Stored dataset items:
** Start **
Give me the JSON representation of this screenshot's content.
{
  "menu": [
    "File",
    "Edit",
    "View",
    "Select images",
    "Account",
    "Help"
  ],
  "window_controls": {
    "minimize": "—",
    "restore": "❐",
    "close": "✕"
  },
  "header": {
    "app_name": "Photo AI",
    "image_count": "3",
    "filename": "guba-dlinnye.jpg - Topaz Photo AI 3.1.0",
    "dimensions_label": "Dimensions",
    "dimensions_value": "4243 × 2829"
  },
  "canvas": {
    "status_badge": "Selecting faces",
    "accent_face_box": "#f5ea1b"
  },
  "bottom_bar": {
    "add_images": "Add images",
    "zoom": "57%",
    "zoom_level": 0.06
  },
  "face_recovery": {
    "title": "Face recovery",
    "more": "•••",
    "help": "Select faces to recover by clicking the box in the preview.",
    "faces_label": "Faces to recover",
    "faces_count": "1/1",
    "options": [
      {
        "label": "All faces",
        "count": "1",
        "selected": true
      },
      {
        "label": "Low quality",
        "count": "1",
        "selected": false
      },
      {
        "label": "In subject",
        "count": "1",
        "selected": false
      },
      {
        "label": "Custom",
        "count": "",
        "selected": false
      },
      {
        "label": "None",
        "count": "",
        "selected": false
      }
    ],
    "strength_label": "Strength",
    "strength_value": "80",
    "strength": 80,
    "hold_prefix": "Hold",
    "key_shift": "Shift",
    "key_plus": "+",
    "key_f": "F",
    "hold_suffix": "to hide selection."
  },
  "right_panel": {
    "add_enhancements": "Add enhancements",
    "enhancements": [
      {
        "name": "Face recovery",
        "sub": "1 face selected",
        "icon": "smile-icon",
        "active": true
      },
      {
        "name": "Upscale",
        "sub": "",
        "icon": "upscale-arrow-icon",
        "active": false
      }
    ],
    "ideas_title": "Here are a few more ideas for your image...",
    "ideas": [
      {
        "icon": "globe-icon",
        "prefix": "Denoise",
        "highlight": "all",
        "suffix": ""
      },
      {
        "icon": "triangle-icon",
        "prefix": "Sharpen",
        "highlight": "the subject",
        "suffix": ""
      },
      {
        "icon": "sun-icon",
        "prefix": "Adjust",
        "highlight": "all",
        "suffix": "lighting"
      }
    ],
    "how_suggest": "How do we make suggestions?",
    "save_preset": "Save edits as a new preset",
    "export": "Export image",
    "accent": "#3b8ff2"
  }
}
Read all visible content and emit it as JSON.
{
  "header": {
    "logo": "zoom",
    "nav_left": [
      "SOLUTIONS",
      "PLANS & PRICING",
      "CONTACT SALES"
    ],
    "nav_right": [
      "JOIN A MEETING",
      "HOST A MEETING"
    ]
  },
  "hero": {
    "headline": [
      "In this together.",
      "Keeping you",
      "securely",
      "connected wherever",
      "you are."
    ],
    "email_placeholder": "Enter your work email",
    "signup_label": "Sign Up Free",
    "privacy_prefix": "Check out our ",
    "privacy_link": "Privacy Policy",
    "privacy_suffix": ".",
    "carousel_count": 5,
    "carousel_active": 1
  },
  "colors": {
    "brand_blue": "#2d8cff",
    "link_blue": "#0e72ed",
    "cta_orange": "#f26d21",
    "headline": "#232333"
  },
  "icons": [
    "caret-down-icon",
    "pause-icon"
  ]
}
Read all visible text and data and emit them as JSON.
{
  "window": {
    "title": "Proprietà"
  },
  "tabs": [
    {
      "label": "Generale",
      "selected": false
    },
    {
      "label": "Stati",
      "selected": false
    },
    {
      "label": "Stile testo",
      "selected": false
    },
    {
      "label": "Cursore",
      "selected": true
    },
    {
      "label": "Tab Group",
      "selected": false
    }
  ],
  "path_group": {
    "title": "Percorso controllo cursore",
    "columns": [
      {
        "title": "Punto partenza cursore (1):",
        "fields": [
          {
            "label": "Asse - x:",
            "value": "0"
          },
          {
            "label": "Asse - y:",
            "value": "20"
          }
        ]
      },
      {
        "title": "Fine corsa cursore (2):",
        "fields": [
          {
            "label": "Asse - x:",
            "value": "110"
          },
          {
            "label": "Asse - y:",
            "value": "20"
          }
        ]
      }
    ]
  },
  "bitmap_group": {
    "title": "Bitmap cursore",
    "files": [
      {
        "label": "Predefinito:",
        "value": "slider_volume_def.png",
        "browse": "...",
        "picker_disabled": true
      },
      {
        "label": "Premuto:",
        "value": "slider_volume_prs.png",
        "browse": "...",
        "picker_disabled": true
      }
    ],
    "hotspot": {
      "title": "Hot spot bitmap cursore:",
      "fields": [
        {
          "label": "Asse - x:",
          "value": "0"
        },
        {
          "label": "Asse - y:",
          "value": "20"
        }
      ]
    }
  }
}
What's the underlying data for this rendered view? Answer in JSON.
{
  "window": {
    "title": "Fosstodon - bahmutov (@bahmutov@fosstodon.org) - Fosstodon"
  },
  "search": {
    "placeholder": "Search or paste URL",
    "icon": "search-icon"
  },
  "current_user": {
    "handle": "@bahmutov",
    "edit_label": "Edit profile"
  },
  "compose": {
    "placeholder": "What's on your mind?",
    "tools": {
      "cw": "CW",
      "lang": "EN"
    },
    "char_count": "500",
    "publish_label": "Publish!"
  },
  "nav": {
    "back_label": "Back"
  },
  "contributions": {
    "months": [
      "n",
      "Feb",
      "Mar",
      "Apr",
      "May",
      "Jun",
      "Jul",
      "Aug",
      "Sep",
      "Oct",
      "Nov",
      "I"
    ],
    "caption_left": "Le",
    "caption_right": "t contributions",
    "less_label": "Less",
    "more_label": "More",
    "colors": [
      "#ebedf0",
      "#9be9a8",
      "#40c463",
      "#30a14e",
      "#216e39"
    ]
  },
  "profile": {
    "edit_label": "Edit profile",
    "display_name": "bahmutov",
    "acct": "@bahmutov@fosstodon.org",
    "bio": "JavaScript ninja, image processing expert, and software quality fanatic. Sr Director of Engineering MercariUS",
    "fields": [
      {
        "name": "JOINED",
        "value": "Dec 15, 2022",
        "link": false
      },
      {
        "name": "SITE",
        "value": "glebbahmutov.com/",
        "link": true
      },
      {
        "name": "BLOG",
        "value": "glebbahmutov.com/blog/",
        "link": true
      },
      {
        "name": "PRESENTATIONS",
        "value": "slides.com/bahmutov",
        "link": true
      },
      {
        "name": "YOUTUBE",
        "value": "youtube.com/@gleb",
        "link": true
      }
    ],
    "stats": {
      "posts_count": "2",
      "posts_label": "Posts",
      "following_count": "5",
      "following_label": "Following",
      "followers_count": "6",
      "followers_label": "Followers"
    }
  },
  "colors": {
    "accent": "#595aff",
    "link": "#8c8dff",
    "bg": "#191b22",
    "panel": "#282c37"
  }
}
** End **
Written exercise: Quote all of the entries verbatim.

Expected answer:
Give me the JSON representation of this screenshot's content.
{
  "menu": [
    "File",
    "Edit",
    "View",
    "Select images",
    "Account",
    "Help"
  ],
  "window_controls": {
    "minimize": "—",
    "restore": "❐",
    "close": "✕"
  },
  "header": {
    "app_name": "Photo AI",
    "image_count": "3",
    "filename": "guba-dlinnye.jpg - Topaz Photo AI 3.1.0",
    "dimensions_label": "Dimensions",
    "dimensions_value": "4243 × 2829"
  },
  "canvas": {
    "status_badge": "Selecting faces",
    "accent_face_box": "#f5ea1b"
  },
  "bottom_bar": {
    "add_images": "Add images",
    "zoom": "57%",
    "zoom_level": 0.06
  },
  "face_recovery": {
    "title": "Face recovery",
    "more": "•••",
    "help": "Select faces to recover by clicking the box in the preview.",
    "faces_label": "Faces to recover",
    "faces_count": "1/1",
    "options": [
      {
        "label": "All faces",
        "count": "1",
        "selected": true
      },
      {
        "label": "Low quality",
        "count": "1",
        "selected": false
      },
      {
        "label": "In subject",
        "count": "1",
        "selected": false
      },
      {
        "label": "Custom",
        "count": "",
        "selected": false
      },
      {
        "label": "None",
        "count": "",
        "selected": false
      }
    ],
    "strength_label": "Strength",
    "strength_value": "80",
    "strength": 80,
    "hold_prefix": "Hold",
    "key_shift": "Shift",
    "key_plus": "+",
    "key_f": "F",
    "hold_suffix": "to hide selection."
  },
  "right_panel": {
    "add_enhancements": "Add enhancements",
    "enhancements": [
      {
        "name": "Face recovery",
        "sub": "1 face selected",
        "icon": "smile-icon",
        "active": true
      },
      {
        "name": "Upscale",
        "sub": "",
        "icon": "upscale-arrow-icon",
        "active": false
      }
    ],
    "ideas_title": "Here are a few more ideas for your image...",
    "ideas": [
      {
        "icon": "globe-icon",
        "prefix": "Denoise",
        "highlight": "all",
        "suffix": ""
      },
      {
        "icon": "triangle-icon",
        "prefix": "Sharpen",
        "highlight": "the subject",
        "suffix": ""
      },
      {
        "icon": "sun-icon",
        "prefix": "Adjust",
        "highlight": "all",
        "suffix": "lighting"
      }
    ],
    "how_suggest": "How do we make suggestions?",
    "save_preset": "Save edits as a new preset",
    "export": "Export image",
    "accent": "#3b8ff2"
  }
}
Read all visible content and emit it as JSON.
{
  "header": {
    "logo": "zoom",
    "nav_left": [
      "SOLUTIONS",
      "PLANS & PRICING",
      "CONTACT SALES"
    ],
    "nav_right": [
      "JOIN A MEETING",
      "HOST A MEETING"
    ]
  },
  "hero": {
    "headline": [
      "In this together.",
      "Keeping you",
      "securely",
      "connected wherever",
      "you are."
    ],
    "email_placeholder": "Enter your work email",
    "signup_label": "Sign Up Free",
    "privacy_prefix": "Check out our ",
    "privacy_link": "Privacy Policy",
    "privacy_suffix": ".",
    "carousel_count": 5,
    "carousel_active": 1
  },
  "colors": {
    "brand_blue": "#2d8cff",
    "link_blue": "#0e72ed",
    "cta_orange": "#f26d21",
    "headline": "#232333"
  },
  "icons": [
    "caret-down-icon",
    "pause-icon"
  ]
}
Read all visible text and data and emit them as JSON.
{
  "window": {
    "title": "Proprietà"
  },
  "tabs": [
    {
      "label": "Generale",
      "selected": false
    },
    {
      "label": "Stati",
      "selected": false
    },
    {
      "label": "Stile testo",
      "selected": false
    },
    {
      "label": "Cursore",
      "selected": true
    },
    {
      "label": "Tab Group",
      "selected": false
    }
  ],
  "path_group": {
    "title": "Percorso controllo cursore",
    "columns": [
      {
        "title": "Punto partenza cursore (1):",
        "fields": [
          {
            "label": "Asse - x:",
            "value": "0"
          },
          {
            "label": "Asse - y:",
            "value": "20"
          }
        ]
      },
      {
        "title": "Fine corsa cursore (2):",
        "fields": [
          {
            "label": "Asse - x:",
            "value": "110"
          },
          {
            "label": "Asse - y:",
            "value": "20"
          }
        ]
      }
    ]
  },
  "bitmap_group": {
    "title": "Bitmap cursore",
    "files": [
      {
        "label": "Predefinito:",
        "value": "slider_volume_def.png",
        "browse": "...",
        "picker_disabled": true
      },
      {
        "label": "Premuto:",
        "value": "slider_volume_prs.png",
        "browse": "...",
        "picker_disabled": true
      }
    ],
    "hotspot": {
      "title": "Hot spot bitmap cursore:",
      "fields": [
        {
          "label": "Asse - x:",
          "value": "0"
        },
        {
          "label": "Asse - y:",
          "value": "20"
        }
      ]
    }
  }
}
What's the underlying data for this rendered view? Answer in JSON.
{
  "window": {
    "title": "Fosstodon - bahmutov (@bahmutov@fosstodon.org) - Fosstodon"
  },
  "search": {
    "placeholder": "Search or paste URL",
    "icon": "search-icon"
  },
  "current_user": {
    "handle": "@bahmutov",
    "edit_label": "Edit profile"
  },
  "compose": {
    "placeholder": "What's on your mind?",
    "tools": {
      "cw": "CW",
      "lang": "EN"
    },
    "char_count": "500",
    "publish_label": "Publish!"
  },
  "nav": {
    "back_label": "Back"
  },
  "contributions": {
    "months": [
      "n",
      "Feb",
      "Mar",
      "Apr",
      "May",
      "Jun",
      "Jul",
      "Aug",
      "Sep",
      "Oct",
      "Nov",
      "I"
    ],
    "caption_left": "Le",
    "caption_right": "t contributions",
    "less_label": "Less",
    "more_label": "More",
    "colors": [
      "#ebedf0",
      "#9be9a8",
      "#40c463",
      "#30a14e",
      "#216e39"
    ]
  },
  "profile": {
    "edit_label": "Edit profile",
    "display_name": "bahmutov",
    "acct": "@bahmutov@fosstodon.org",
    "bio": "JavaScript ninja, image processing expert, and software quality fanatic. Sr Director of Engineering MercariUS",
    "fields": [
      {
        "name": "JOINED",
        "value": "Dec 15, 2022",
        "link": false
      },
      {
        "name": "SITE",
        "value": "glebbahmutov.com/",
        "link": true
      },
      {
        "name": "BLOG",
        "value": "glebbahmutov.com/blog/",
        "link": true
      },
      {
        "name": "PRESENTATIONS",
        "value": "slides.com/bahmutov",
        "link": true
      },
      {
        "name": "YOUTUBE",
        "value": "youtube.com/@gleb",
        "link": true
      }
    ],
    "stats": {
      "posts_count": "2",
      "posts_label": "Posts",
      "following_count": "5",
      "following_label": "Following",
      "followers_count": "6",
      "followers_label": "Followers"
    }
  },
  "colors": {
    "accent": "#595aff",
    "link": "#8c8dff",
    "bg": "#191b22",
    "panel": "#282c37"
  }
}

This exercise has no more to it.